_Exercise requirements_
Copy the material from its start through the line containing "chart-subtitle: Estimated annual", switching "data-point" to "marker" wherever it occurs and leaving everything else unchanged.
* Begin Data extract *
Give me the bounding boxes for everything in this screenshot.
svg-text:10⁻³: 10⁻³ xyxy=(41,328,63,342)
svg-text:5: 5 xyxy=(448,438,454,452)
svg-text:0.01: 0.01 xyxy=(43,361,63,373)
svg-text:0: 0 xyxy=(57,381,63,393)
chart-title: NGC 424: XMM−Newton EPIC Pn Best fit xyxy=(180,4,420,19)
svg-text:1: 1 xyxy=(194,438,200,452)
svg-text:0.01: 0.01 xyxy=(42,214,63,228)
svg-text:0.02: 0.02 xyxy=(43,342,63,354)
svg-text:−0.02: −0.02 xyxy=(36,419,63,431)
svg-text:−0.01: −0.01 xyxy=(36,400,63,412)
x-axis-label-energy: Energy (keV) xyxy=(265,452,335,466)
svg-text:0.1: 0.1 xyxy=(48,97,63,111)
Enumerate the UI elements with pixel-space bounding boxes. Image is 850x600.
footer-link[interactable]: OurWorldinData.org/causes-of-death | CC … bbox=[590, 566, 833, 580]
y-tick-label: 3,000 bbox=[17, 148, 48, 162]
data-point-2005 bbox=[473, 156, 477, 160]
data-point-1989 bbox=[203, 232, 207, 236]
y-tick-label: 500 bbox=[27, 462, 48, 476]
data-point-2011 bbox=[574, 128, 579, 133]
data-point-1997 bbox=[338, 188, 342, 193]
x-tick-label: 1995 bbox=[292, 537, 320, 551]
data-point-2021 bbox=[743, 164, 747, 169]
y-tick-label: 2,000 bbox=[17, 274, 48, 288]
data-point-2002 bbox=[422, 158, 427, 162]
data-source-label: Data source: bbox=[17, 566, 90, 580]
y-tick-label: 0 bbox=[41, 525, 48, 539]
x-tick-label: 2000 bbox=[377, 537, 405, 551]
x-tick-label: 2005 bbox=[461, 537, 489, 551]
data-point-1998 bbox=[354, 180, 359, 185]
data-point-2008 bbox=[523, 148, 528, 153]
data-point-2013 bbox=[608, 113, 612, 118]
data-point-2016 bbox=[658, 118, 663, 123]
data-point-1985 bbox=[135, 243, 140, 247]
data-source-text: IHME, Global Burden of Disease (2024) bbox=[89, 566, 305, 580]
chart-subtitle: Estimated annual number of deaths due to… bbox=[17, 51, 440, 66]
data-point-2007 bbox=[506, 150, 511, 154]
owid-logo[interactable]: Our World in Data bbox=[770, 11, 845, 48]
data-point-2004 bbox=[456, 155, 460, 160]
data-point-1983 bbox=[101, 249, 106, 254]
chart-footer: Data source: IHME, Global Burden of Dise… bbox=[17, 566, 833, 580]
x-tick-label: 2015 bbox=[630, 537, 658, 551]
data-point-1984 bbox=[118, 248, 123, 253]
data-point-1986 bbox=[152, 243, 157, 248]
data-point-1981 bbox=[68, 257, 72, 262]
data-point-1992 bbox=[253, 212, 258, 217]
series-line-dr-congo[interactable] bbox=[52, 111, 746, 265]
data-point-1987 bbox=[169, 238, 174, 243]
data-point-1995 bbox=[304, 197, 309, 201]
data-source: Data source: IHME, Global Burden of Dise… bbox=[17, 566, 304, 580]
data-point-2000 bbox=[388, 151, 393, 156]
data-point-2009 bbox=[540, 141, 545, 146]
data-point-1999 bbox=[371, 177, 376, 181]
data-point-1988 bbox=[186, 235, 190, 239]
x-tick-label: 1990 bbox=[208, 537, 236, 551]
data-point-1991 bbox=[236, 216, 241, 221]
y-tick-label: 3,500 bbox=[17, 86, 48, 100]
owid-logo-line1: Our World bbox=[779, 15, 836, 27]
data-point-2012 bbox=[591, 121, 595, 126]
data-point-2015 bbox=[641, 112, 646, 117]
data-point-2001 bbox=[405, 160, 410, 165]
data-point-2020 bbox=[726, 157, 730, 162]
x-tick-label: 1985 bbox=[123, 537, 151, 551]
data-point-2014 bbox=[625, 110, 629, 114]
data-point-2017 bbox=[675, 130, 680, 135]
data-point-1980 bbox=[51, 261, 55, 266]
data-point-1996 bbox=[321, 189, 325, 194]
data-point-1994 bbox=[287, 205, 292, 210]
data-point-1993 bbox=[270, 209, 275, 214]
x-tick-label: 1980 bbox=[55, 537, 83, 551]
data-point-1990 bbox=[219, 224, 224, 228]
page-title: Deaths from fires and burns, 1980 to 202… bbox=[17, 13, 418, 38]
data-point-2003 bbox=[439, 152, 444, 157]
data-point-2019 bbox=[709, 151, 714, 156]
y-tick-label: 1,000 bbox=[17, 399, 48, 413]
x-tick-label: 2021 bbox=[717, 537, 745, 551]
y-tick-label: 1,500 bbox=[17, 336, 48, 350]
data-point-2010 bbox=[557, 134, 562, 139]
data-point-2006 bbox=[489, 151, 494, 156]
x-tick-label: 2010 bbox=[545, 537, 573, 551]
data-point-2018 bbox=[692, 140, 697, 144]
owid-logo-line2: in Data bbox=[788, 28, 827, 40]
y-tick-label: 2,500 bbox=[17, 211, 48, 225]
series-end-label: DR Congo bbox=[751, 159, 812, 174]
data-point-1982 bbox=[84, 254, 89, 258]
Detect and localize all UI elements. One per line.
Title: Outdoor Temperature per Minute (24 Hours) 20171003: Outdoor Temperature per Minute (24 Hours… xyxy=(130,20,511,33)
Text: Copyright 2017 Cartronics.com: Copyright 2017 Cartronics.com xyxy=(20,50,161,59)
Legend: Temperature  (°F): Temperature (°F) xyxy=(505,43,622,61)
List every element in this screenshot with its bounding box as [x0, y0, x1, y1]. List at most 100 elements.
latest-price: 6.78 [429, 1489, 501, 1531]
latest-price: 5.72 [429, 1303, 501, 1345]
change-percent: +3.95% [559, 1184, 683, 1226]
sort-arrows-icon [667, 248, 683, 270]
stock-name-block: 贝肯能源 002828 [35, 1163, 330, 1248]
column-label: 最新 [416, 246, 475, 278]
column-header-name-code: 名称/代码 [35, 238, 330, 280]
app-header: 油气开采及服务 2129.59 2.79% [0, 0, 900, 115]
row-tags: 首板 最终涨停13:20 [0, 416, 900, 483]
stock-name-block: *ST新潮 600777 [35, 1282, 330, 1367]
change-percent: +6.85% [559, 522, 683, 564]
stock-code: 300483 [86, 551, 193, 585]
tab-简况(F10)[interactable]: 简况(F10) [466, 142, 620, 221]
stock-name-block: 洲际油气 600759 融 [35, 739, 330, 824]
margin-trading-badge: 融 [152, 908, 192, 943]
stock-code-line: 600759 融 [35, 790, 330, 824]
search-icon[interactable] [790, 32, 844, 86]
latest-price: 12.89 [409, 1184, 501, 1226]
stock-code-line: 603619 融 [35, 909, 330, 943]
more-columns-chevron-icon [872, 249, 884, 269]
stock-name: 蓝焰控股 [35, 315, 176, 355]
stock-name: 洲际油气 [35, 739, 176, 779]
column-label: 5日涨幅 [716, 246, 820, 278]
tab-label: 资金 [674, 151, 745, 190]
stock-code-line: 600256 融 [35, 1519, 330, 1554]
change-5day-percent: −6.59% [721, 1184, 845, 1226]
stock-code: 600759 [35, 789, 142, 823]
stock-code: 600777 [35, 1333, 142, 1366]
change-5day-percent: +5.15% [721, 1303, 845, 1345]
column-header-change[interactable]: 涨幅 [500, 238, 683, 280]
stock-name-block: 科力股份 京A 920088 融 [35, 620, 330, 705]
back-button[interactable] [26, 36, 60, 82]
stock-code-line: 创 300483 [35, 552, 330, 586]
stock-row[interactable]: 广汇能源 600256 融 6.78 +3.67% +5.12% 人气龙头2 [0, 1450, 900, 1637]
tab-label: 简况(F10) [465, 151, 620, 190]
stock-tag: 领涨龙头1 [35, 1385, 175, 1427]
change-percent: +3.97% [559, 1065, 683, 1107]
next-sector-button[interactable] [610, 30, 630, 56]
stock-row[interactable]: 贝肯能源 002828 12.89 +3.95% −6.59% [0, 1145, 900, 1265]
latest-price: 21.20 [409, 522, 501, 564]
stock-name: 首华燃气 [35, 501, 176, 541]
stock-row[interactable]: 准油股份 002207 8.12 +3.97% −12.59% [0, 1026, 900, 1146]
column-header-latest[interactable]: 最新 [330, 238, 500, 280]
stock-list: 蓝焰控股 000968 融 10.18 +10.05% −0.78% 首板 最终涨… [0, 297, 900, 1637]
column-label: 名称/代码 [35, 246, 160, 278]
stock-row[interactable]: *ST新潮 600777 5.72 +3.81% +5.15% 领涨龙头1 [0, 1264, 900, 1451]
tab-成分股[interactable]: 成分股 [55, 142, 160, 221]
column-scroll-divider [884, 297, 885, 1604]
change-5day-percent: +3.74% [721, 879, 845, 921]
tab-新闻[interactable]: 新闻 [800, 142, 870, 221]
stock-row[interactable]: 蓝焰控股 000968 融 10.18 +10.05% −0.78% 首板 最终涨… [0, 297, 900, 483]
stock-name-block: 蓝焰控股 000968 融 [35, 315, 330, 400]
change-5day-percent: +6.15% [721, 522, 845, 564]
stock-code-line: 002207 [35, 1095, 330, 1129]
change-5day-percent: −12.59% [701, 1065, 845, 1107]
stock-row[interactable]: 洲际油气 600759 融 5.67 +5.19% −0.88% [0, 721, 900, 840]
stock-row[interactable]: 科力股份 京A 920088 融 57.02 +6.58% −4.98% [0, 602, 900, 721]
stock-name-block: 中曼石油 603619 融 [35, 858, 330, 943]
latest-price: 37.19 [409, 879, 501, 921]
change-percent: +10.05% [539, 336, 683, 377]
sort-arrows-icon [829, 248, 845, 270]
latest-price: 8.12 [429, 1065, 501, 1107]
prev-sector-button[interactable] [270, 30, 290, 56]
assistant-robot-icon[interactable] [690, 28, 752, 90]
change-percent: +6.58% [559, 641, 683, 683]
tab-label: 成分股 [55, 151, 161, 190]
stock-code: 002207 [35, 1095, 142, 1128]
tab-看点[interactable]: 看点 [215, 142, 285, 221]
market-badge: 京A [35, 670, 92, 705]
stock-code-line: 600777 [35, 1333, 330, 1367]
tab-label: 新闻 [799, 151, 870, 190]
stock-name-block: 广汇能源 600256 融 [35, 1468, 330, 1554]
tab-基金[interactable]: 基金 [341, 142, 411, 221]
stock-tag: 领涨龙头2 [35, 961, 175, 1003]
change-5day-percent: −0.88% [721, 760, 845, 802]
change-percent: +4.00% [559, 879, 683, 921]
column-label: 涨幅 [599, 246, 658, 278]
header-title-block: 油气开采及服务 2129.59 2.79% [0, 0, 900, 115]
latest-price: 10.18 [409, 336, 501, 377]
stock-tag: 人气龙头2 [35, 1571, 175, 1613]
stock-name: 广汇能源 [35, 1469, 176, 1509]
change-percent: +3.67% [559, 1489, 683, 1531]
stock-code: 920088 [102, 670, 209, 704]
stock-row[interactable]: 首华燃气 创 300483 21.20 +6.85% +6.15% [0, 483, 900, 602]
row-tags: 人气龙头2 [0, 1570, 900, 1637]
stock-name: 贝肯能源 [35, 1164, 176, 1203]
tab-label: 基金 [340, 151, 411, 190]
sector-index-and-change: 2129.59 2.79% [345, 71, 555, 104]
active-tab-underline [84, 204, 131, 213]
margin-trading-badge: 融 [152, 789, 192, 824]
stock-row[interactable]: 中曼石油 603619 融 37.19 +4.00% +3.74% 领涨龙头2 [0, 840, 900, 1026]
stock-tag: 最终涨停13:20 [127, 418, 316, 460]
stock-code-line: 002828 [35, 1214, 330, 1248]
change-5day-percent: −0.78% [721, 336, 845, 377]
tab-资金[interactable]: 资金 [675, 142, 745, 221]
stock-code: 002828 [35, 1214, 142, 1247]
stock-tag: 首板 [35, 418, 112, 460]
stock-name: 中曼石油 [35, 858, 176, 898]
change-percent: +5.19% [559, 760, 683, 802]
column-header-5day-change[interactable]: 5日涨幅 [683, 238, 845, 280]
* End Data extract *
_Right answer_
Give me the bounding boxes for everything in this screenshot.
svg-text:10⁻³: 10⁻³ xyxy=(41,328,63,342)
svg-text:5: 5 xyxy=(448,438,454,452)
svg-text:0.01: 0.01 xyxy=(43,361,63,373)
svg-text:0: 0 xyxy=(57,381,63,393)
chart-title: NGC 424: XMM−Newton EPIC Pn Best fit xyxy=(180,4,420,19)
svg-text:1: 1 xyxy=(194,438,200,452)
svg-text:0.01: 0.01 xyxy=(42,214,63,228)
svg-text:0.02: 0.02 xyxy=(43,342,63,354)
svg-text:−0.02: −0.02 xyxy=(36,419,63,431)
svg-text:−0.01: −0.01 xyxy=(36,400,63,412)
x-axis-label-energy: Energy (keV) xyxy=(265,452,335,466)
svg-text:0.1: 0.1 xyxy=(48,97,63,111)
Enumerate the UI elements with pixel-space bounding boxes. Image is 850x600.
footer-link[interactable]: OurWorldinData.org/causes-of-death | CC … bbox=[590, 566, 833, 580]
y-tick-label: 3,000 bbox=[17, 148, 48, 162]
marker-2005 bbox=[473, 156, 477, 160]
marker-1989 bbox=[203, 232, 207, 236]
y-tick-label: 500 bbox=[27, 462, 48, 476]
marker-2011 bbox=[574, 128, 579, 133]
marker-1997 bbox=[338, 188, 342, 193]
x-tick-label: 1995 bbox=[292, 537, 320, 551]
marker-2021 bbox=[743, 164, 747, 169]
y-tick-label: 2,000 bbox=[17, 274, 48, 288]
marker-2002 bbox=[422, 158, 427, 162]
data-source-label: Data source: bbox=[17, 566, 90, 580]
y-tick-label: 0 bbox=[41, 525, 48, 539]
x-tick-label: 2000 bbox=[377, 537, 405, 551]
x-tick-label: 2005 bbox=[461, 537, 489, 551]
marker-1998 bbox=[354, 180, 359, 185]
marker-2008 bbox=[523, 148, 528, 153]
marker-2013 bbox=[608, 113, 612, 118]
marker-2016 bbox=[658, 118, 663, 123]
marker-1985 bbox=[135, 243, 140, 247]
data-source-text: IHME, Global Burden of Disease (2024) bbox=[89, 566, 305, 580]
chart-subtitle: Estimated annual number of deaths due to… bbox=[17, 51, 440, 66]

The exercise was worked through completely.